## start Dataset excerpts

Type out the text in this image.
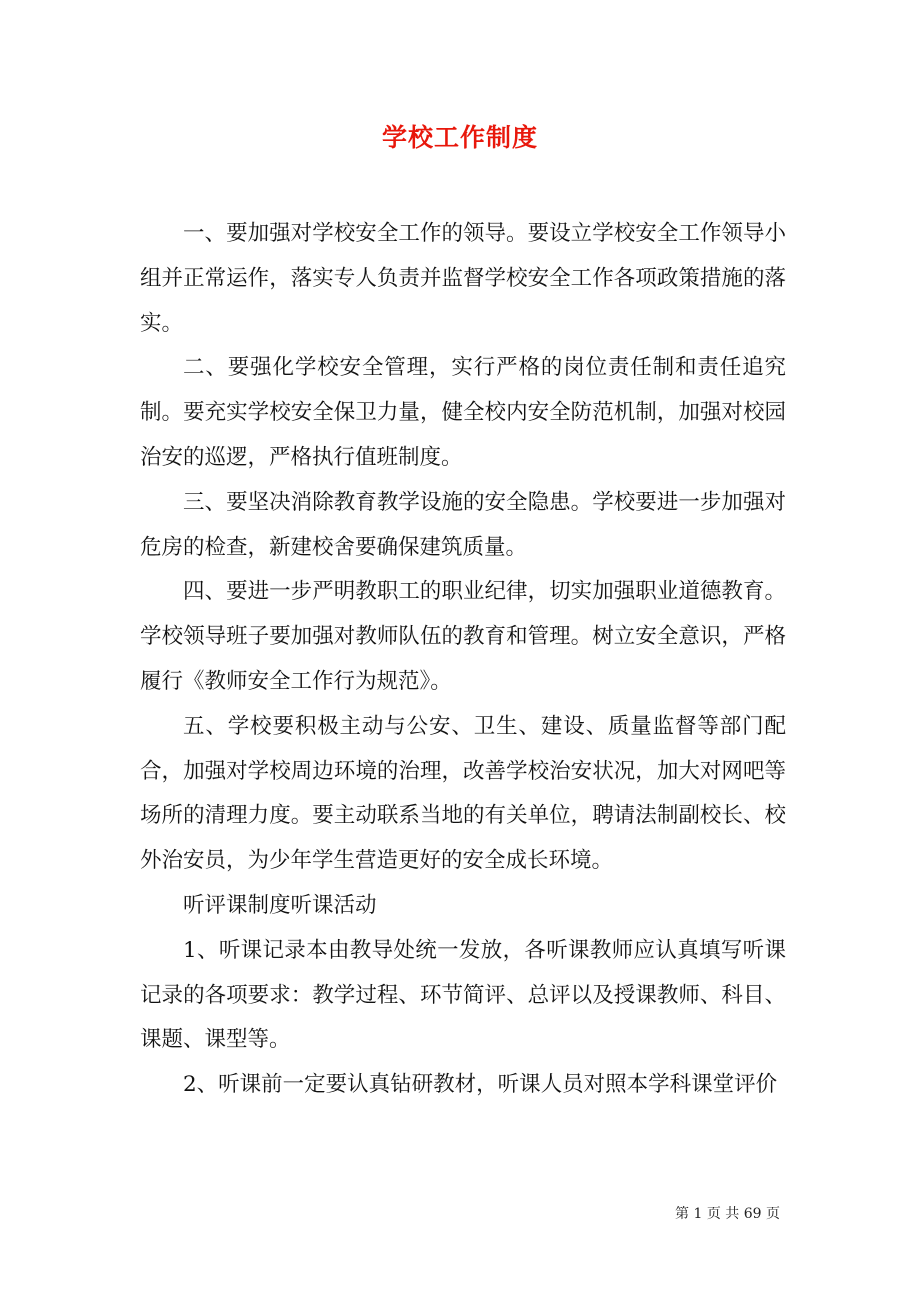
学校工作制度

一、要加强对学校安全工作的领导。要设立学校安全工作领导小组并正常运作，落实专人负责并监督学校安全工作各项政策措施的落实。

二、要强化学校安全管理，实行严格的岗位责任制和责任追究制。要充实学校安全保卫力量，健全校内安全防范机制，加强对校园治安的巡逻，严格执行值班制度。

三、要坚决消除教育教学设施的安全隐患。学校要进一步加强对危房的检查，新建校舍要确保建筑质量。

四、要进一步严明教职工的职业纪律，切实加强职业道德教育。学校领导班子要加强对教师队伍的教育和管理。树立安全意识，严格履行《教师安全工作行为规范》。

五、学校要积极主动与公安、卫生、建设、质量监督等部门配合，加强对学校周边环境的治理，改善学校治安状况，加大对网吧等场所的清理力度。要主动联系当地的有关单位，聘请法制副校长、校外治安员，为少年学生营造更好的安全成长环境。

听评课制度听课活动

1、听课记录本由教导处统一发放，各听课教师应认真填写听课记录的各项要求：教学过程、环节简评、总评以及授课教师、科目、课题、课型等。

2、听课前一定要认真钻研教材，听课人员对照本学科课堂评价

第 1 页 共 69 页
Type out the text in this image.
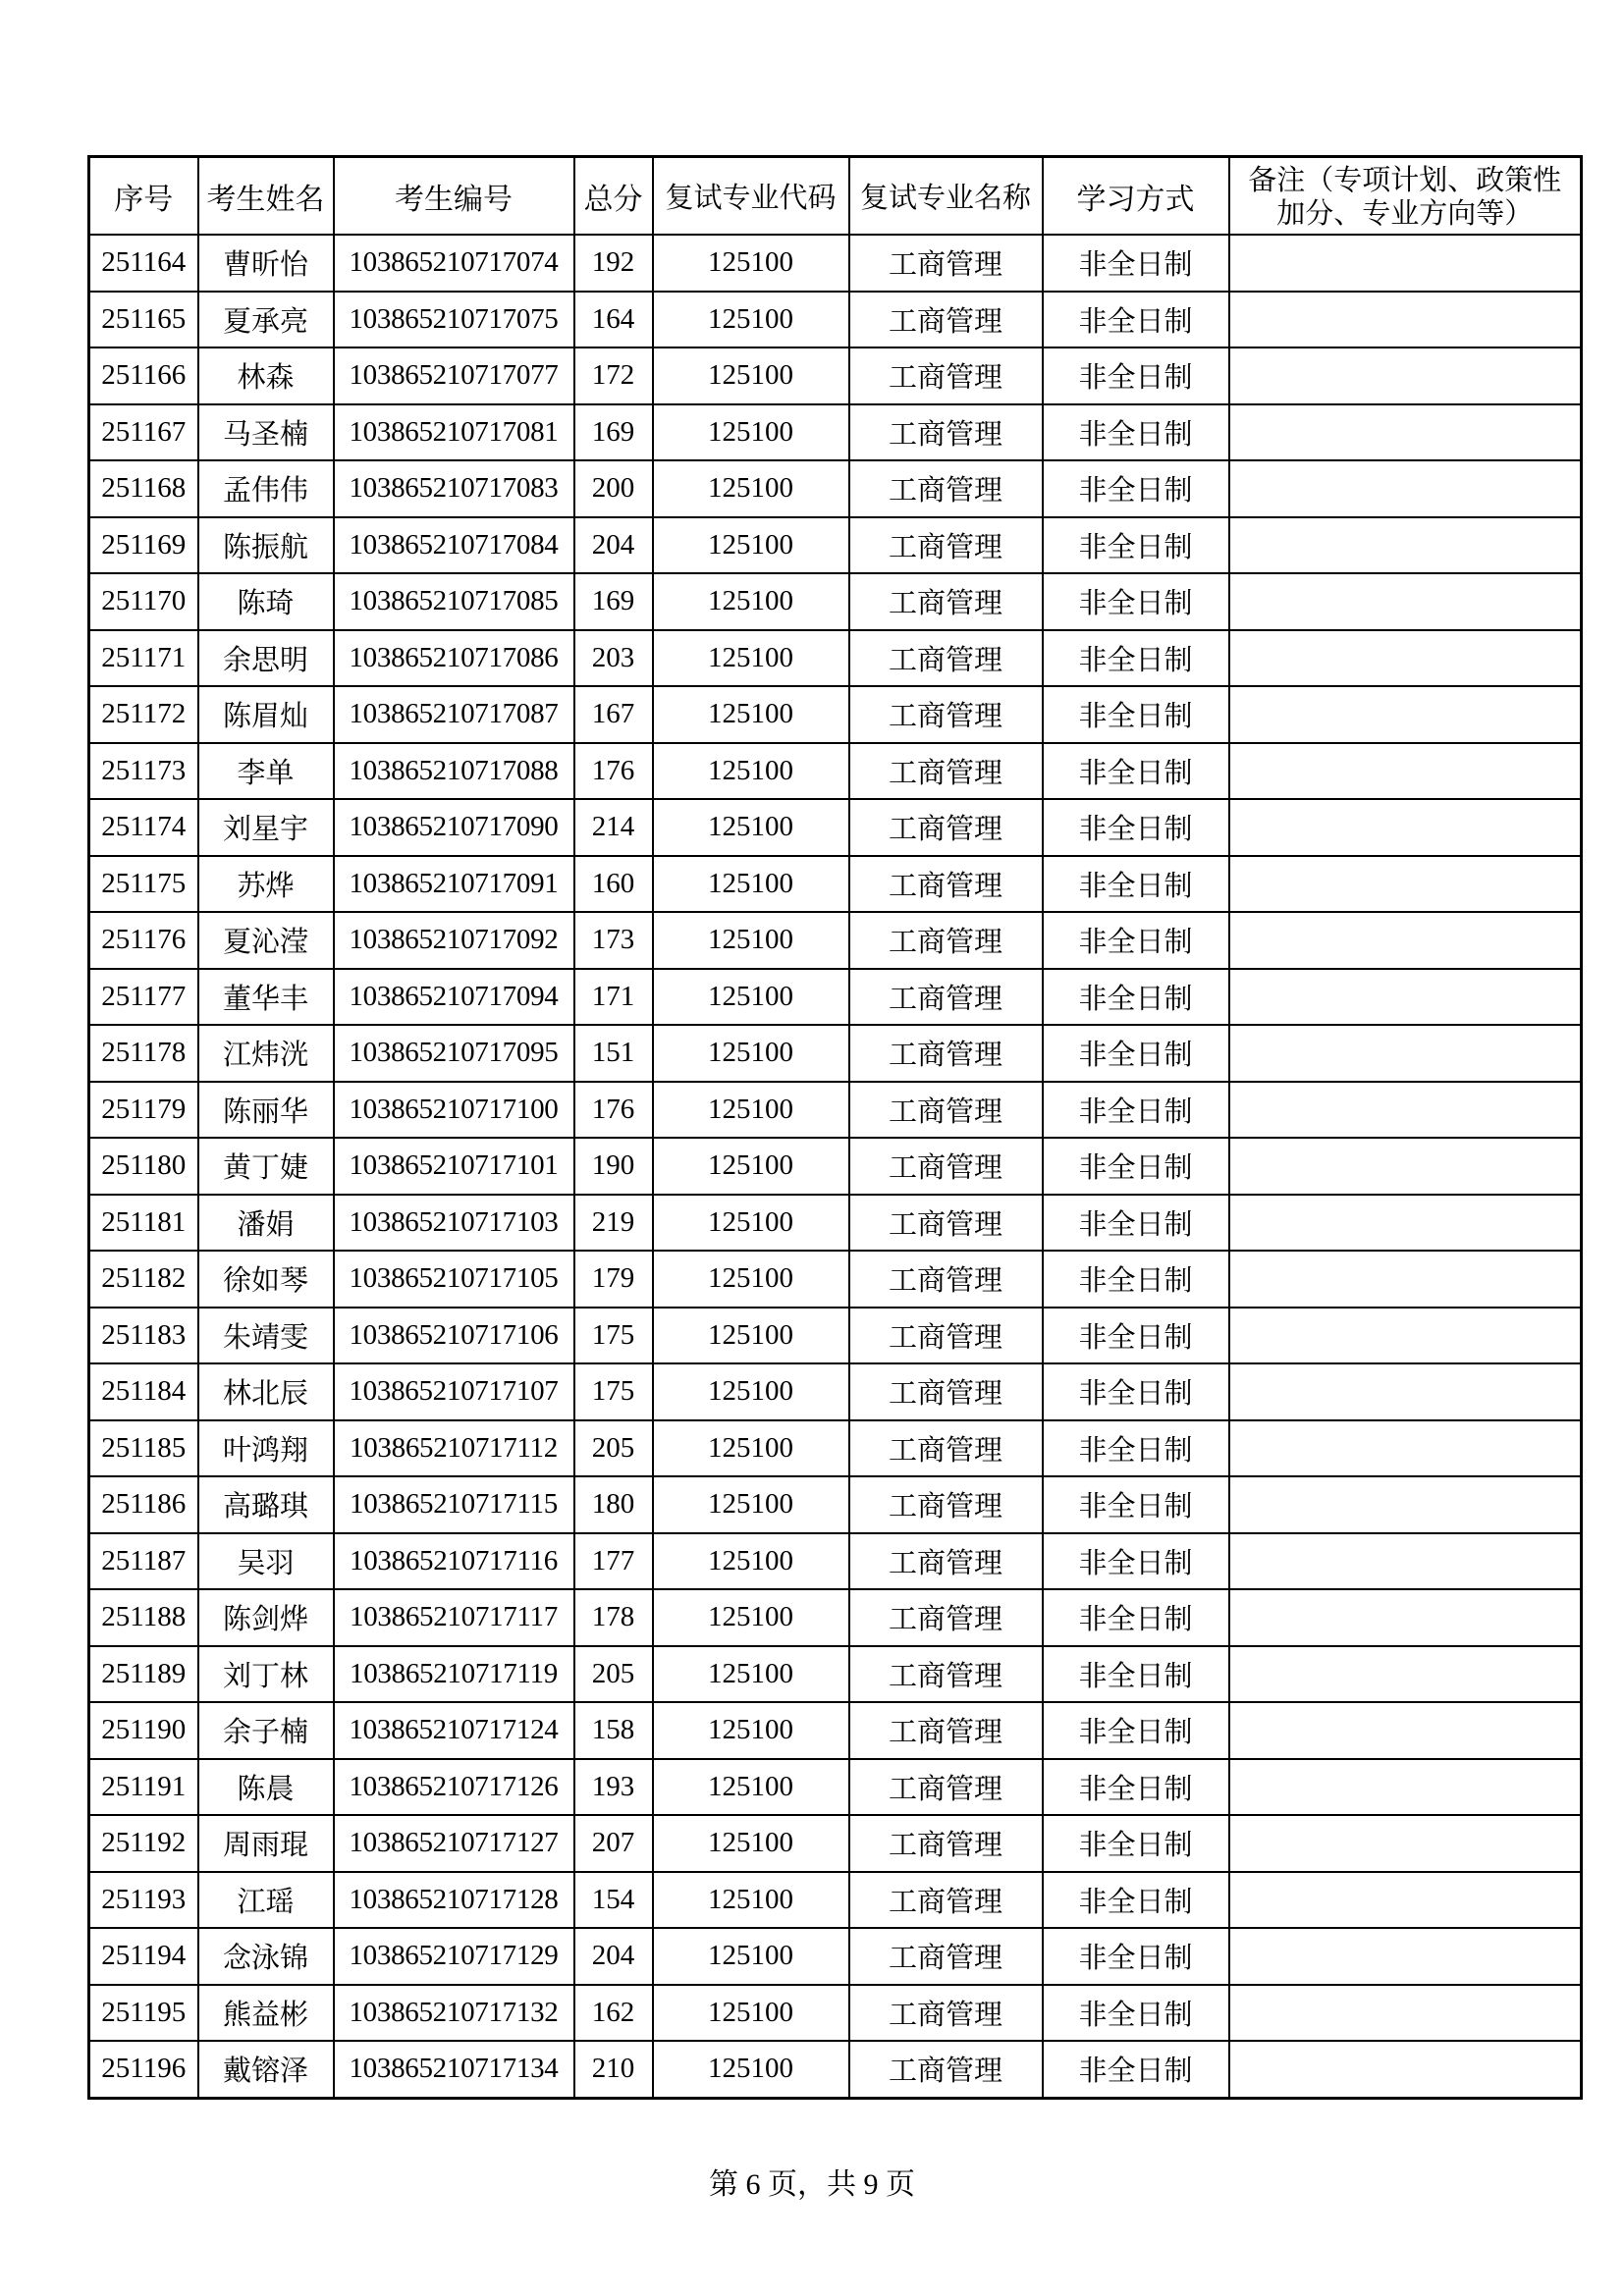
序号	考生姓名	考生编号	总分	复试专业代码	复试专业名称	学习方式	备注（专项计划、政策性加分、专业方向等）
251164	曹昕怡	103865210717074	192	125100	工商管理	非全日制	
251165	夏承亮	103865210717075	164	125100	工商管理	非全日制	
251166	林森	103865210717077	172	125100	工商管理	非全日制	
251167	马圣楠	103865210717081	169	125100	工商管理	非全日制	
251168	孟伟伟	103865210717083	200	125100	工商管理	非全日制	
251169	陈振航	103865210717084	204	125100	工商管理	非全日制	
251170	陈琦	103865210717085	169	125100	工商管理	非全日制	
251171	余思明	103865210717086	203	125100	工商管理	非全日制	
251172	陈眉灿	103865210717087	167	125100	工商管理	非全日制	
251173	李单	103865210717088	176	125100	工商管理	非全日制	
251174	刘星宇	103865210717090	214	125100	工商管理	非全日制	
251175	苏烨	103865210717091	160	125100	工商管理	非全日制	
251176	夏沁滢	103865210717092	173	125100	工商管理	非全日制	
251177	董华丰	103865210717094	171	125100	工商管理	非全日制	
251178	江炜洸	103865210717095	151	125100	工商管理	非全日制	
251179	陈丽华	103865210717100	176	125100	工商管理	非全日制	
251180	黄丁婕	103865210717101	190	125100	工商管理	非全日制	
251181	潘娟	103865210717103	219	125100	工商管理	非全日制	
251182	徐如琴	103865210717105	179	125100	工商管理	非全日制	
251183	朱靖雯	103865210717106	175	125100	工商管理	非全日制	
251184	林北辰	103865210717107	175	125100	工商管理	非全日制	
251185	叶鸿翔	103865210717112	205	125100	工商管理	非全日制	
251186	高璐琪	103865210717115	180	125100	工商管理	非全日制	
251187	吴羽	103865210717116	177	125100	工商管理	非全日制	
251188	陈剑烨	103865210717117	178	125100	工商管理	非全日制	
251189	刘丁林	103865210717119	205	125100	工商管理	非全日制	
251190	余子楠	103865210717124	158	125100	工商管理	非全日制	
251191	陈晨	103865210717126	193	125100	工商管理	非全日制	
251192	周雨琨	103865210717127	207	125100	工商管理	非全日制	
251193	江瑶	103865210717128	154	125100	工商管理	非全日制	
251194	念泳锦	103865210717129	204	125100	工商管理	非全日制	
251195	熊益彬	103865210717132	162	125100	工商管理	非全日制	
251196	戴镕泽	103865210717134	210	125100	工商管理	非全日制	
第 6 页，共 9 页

## end Dataset excerpts

# Requirement
Copy the records word for word, leaving no picture in the copy.

# Output
Type out the text in this image.
学校工作制度

一、要加强对学校安全工作的领导。要设立学校安全工作领导小组并正常运作，落实专人负责并监督学校安全工作各项政策措施的落实。

二、要强化学校安全管理，实行严格的岗位责任制和责任追究制。要充实学校安全保卫力量，健全校内安全防范机制，加强对校园治安的巡逻，严格执行值班制度。

三、要坚决消除教育教学设施的安全隐患。学校要进一步加强对危房的检查，新建校舍要确保建筑质量。

四、要进一步严明教职工的职业纪律，切实加强职业道德教育。学校领导班子要加强对教师队伍的教育和管理。树立安全意识，严格履行《教师安全工作行为规范》。

五、学校要积极主动与公安、卫生、建设、质量监督等部门配合，加强对学校周边环境的治理，改善学校治安状况，加大对网吧等场所的清理力度。要主动联系当地的有关单位，聘请法制副校长、校外治安员，为少年学生营造更好的安全成长环境。

听评课制度听课活动

1、听课记录本由教导处统一发放，各听课教师应认真填写听课记录的各项要求：教学过程、环节简评、总评以及授课教师、科目、课题、课型等。

2、听课前一定要认真钻研教材，听课人员对照本学科课堂评价

第 1 页 共 69 页
Type out the text in this image.
序号	考生姓名	考生编号	总分	复试专业代码	复试专业名称	学习方式	备注（专项计划、政策性加分、专业方向等）
251164	曹昕怡	103865210717074	192	125100	工商管理	非全日制	
251165	夏承亮	103865210717075	164	125100	工商管理	非全日制	
251166	林森	103865210717077	172	125100	工商管理	非全日制	
251167	马圣楠	103865210717081	169	125100	工商管理	非全日制	
251168	孟伟伟	103865210717083	200	125100	工商管理	非全日制	
251169	陈振航	103865210717084	204	125100	工商管理	非全日制	
251170	陈琦	103865210717085	169	125100	工商管理	非全日制	
251171	余思明	103865210717086	203	125100	工商管理	非全日制	
251172	陈眉灿	103865210717087	167	125100	工商管理	非全日制	
251173	李单	103865210717088	176	125100	工商管理	非全日制	
251174	刘星宇	103865210717090	214	125100	工商管理	非全日制	
251175	苏烨	103865210717091	160	125100	工商管理	非全日制	
251176	夏沁滢	103865210717092	173	125100	工商管理	非全日制	
251177	董华丰	103865210717094	171	125100	工商管理	非全日制	
251178	江炜洸	103865210717095	151	125100	工商管理	非全日制	
251179	陈丽华	103865210717100	176	125100	工商管理	非全日制	
251180	黄丁婕	103865210717101	190	125100	工商管理	非全日制	
251181	潘娟	103865210717103	219	125100	工商管理	非全日制	
251182	徐如琴	103865210717105	179	125100	工商管理	非全日制	
251183	朱靖雯	103865210717106	175	125100	工商管理	非全日制	
251184	林北辰	103865210717107	175	125100	工商管理	非全日制	
251185	叶鸿翔	103865210717112	205	125100	工商管理	非全日制	
251186	高璐琪	103865210717115	180	125100	工商管理	非全日制	
251187	吴羽	103865210717116	177	125100	工商管理	非全日制	
251188	陈剑烨	103865210717117	178	125100	工商管理	非全日制	
251189	刘丁林	103865210717119	205	125100	工商管理	非全日制	
251190	余子楠	103865210717124	158	125100	工商管理	非全日制	
251191	陈晨	103865210717126	193	125100	工商管理	非全日制	
251192	周雨琨	103865210717127	207	125100	工商管理	非全日制	
251193	江瑶	103865210717128	154	125100	工商管理	非全日制	
251194	念泳锦	103865210717129	204	125100	工商管理	非全日制	
251195	熊益彬	103865210717132	162	125100	工商管理	非全日制	
251196	戴镕泽	103865210717134	210	125100	工商管理	非全日制	
第 6 页，共 9 页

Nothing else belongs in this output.